##### Dataset records
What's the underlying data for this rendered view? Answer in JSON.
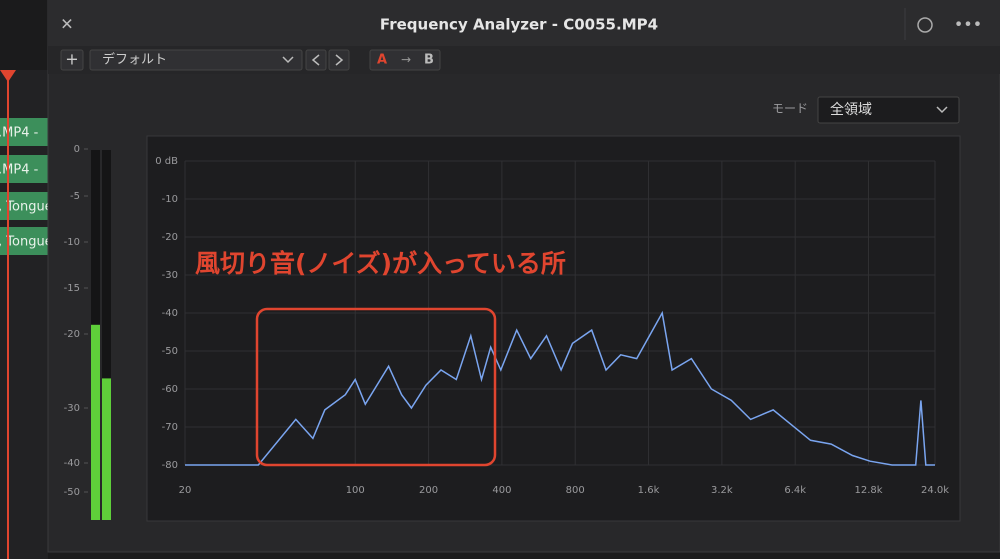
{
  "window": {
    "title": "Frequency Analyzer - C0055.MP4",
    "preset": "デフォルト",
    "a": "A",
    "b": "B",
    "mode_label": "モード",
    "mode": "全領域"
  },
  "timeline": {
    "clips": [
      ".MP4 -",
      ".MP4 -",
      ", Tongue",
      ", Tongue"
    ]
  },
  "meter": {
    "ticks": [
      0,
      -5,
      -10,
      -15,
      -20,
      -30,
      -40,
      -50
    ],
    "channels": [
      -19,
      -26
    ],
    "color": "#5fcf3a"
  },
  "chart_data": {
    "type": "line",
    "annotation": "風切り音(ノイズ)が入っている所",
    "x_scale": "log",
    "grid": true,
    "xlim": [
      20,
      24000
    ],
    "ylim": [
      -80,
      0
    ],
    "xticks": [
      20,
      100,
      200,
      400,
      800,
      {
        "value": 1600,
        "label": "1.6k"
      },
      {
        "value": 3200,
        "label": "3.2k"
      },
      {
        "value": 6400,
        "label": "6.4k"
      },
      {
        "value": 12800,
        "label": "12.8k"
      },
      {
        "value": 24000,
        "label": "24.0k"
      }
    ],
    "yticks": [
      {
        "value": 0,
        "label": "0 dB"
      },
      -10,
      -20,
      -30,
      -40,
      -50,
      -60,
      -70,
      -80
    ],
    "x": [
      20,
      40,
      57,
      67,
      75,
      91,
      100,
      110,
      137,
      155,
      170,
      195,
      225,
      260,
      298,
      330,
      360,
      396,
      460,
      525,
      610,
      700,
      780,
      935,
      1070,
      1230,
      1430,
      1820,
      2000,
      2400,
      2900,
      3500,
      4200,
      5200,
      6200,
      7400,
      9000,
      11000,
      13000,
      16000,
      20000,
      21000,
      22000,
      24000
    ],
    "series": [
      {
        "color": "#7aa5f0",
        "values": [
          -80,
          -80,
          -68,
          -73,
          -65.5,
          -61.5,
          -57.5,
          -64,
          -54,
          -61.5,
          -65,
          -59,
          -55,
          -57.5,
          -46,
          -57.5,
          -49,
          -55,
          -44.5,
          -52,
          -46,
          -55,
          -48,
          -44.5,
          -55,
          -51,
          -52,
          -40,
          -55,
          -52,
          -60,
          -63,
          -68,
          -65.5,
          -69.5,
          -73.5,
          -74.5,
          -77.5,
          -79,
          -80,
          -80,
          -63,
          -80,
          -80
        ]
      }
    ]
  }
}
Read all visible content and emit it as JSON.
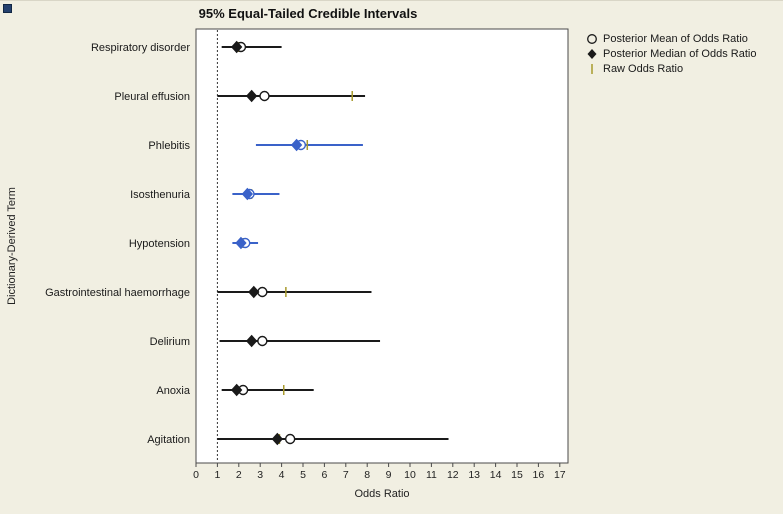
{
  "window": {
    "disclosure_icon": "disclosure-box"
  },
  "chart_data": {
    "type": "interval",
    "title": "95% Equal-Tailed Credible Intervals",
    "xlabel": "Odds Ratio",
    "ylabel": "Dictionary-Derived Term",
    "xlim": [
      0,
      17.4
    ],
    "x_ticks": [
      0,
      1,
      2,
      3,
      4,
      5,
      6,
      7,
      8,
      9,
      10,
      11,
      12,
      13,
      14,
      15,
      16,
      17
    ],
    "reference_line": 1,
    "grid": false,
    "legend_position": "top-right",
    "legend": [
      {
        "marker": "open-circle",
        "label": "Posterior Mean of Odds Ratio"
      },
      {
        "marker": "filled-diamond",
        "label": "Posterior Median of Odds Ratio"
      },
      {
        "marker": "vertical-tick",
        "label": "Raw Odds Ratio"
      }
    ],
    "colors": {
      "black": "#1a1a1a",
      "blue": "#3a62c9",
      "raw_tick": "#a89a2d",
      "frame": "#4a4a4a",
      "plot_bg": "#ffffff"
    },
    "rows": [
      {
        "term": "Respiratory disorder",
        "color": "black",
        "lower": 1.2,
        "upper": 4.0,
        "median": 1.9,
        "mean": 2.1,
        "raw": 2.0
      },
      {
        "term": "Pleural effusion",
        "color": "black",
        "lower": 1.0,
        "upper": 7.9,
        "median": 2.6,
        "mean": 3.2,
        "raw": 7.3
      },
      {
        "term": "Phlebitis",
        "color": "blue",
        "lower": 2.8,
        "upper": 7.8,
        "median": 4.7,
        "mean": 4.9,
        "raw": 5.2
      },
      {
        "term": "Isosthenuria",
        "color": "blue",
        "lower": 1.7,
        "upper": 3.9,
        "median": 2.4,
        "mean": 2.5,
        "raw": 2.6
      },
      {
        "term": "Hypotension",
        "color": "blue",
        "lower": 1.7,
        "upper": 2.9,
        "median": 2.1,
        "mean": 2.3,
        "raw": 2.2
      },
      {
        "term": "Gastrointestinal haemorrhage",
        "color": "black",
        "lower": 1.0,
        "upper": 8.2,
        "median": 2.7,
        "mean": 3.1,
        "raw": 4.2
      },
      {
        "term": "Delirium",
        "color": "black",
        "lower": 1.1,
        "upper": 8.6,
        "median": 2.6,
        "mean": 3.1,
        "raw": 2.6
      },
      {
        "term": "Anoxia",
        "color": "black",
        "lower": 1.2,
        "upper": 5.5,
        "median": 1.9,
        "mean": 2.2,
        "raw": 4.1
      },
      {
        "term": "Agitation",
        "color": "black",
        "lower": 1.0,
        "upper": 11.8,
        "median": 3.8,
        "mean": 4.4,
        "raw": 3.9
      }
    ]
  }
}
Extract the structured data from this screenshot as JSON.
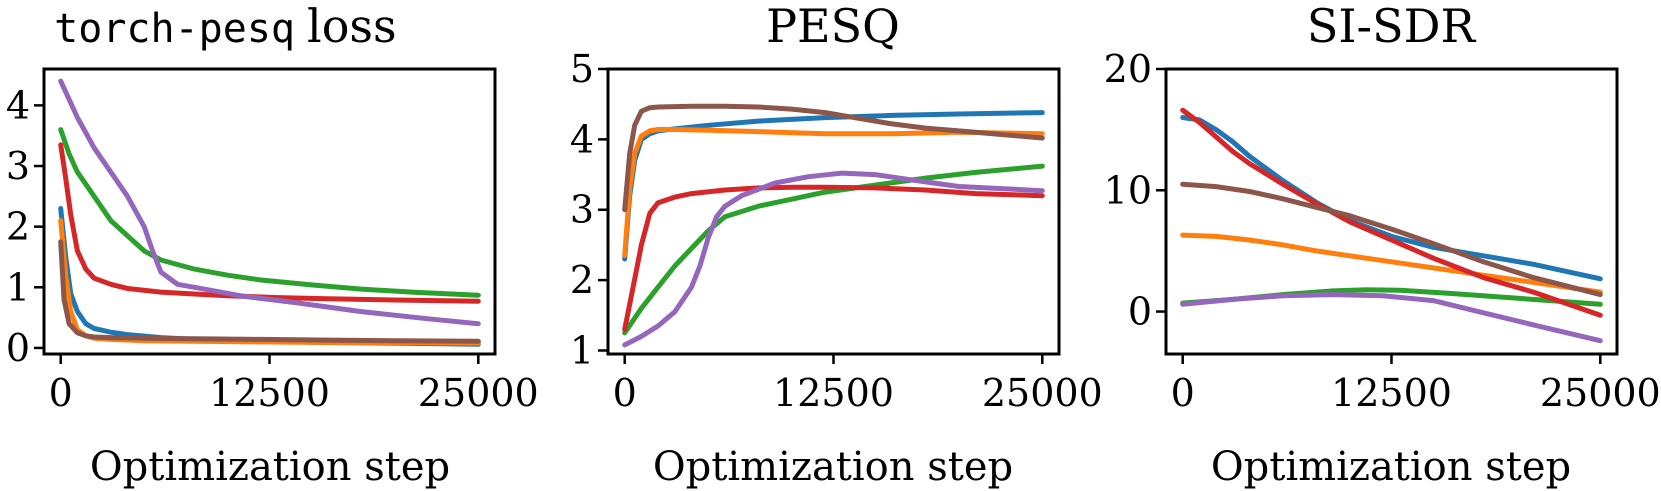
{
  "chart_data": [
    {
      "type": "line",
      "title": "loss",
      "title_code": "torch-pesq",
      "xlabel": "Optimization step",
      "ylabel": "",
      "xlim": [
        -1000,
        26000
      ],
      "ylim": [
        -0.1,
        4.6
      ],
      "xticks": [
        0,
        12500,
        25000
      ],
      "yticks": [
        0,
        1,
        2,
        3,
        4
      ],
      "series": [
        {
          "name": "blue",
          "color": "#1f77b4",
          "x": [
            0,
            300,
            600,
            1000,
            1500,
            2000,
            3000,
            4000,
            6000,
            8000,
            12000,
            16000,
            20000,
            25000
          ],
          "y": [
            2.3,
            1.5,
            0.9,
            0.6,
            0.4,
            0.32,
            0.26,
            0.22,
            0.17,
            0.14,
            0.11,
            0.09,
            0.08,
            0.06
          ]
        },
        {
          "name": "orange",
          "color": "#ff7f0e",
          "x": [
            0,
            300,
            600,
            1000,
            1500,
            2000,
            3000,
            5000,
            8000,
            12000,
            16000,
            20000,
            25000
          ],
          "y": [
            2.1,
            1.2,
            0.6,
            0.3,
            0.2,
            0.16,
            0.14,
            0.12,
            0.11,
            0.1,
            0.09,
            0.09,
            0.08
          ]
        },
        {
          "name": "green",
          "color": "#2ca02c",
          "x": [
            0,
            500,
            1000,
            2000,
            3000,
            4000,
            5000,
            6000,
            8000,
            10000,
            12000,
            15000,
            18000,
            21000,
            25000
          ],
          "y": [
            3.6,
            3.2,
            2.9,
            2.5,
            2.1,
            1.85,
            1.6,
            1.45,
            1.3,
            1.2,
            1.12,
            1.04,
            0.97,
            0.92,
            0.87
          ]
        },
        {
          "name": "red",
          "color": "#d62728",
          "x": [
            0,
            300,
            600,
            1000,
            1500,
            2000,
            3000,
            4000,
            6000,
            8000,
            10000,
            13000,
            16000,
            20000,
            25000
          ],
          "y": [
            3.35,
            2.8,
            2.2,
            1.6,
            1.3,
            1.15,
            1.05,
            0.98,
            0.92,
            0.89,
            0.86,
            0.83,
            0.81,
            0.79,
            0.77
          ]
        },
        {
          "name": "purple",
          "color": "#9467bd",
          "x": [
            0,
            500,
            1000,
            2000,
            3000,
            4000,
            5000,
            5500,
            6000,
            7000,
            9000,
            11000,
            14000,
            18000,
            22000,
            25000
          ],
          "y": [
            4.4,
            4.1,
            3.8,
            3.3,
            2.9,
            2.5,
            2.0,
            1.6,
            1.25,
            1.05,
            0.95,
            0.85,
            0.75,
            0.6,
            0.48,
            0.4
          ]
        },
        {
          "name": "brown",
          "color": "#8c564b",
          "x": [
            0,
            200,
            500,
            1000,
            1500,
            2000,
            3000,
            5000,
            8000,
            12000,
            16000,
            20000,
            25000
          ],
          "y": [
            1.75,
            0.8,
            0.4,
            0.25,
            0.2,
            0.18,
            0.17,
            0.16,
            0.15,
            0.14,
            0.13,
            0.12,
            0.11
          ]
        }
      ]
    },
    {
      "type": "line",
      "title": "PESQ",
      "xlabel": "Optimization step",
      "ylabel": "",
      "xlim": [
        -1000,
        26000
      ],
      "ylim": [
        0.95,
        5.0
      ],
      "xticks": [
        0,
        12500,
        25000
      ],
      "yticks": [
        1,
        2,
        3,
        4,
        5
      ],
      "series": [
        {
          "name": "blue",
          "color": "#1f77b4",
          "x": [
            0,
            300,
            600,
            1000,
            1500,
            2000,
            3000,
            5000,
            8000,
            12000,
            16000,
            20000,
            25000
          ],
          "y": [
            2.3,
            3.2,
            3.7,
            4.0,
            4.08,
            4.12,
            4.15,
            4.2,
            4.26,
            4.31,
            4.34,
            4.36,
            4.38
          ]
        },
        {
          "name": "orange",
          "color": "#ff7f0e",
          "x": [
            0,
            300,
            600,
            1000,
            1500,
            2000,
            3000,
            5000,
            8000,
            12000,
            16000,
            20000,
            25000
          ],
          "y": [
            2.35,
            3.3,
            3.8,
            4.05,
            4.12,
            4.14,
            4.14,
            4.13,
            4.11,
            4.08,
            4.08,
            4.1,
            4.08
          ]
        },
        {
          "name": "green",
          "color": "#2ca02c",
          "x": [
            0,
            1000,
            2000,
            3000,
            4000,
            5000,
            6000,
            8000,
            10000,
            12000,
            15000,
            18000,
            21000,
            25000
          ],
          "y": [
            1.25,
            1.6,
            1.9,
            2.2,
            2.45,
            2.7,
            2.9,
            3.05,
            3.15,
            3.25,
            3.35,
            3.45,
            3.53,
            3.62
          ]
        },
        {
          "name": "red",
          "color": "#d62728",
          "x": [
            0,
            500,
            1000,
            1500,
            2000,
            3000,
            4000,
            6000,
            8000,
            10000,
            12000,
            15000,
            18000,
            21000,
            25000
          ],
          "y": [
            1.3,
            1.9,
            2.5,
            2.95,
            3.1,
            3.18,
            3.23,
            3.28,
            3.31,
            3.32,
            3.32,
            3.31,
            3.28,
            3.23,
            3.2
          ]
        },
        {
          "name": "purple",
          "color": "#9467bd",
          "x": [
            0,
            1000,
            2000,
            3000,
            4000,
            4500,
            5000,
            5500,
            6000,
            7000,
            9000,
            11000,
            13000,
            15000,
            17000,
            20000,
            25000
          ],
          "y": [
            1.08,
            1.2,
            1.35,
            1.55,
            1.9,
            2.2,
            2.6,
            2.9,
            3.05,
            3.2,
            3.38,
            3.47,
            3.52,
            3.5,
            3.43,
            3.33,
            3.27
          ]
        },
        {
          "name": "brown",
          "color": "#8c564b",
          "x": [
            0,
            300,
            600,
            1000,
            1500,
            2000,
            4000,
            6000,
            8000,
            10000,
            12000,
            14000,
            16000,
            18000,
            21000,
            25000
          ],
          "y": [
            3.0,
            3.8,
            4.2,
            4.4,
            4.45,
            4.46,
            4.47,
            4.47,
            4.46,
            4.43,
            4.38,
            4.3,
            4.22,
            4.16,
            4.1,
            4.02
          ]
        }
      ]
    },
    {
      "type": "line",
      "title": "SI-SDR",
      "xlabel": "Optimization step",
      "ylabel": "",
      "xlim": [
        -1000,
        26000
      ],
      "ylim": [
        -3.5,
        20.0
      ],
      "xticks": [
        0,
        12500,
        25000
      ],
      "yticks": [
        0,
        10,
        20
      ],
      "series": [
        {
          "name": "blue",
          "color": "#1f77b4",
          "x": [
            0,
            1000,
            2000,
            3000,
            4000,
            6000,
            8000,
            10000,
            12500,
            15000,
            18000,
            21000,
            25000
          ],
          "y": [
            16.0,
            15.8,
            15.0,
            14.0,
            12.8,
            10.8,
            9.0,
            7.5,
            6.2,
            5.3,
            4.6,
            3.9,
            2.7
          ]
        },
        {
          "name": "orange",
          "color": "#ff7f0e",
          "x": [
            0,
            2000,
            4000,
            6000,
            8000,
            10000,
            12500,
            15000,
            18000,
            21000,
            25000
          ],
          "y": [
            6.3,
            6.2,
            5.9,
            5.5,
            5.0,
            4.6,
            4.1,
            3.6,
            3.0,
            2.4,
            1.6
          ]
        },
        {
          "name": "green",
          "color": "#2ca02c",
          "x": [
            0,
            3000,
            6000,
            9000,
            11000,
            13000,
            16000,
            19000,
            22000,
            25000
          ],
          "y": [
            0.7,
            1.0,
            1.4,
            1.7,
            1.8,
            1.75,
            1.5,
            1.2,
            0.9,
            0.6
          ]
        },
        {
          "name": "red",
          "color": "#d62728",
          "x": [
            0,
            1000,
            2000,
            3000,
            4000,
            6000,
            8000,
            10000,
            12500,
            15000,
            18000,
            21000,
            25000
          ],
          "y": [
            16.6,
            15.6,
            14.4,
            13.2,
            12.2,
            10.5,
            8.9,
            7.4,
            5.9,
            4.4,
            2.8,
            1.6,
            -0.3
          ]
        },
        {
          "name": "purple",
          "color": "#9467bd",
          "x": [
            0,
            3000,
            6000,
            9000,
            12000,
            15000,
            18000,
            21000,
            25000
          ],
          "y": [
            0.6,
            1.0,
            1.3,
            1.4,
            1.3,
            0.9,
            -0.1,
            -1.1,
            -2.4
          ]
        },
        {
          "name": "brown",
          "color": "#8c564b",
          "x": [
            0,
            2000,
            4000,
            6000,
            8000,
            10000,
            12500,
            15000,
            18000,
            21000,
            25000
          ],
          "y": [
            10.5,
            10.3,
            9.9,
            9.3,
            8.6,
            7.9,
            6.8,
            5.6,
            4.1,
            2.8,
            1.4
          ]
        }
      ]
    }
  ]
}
##########
What to work on> Each line holding "JSON" must be found and copied.

Exercise output>
What's the underlying data for this rendered view? Answer in JSON.
Read all visible content and emit it as JSON.
Extract the structured data from this screenshot as JSON.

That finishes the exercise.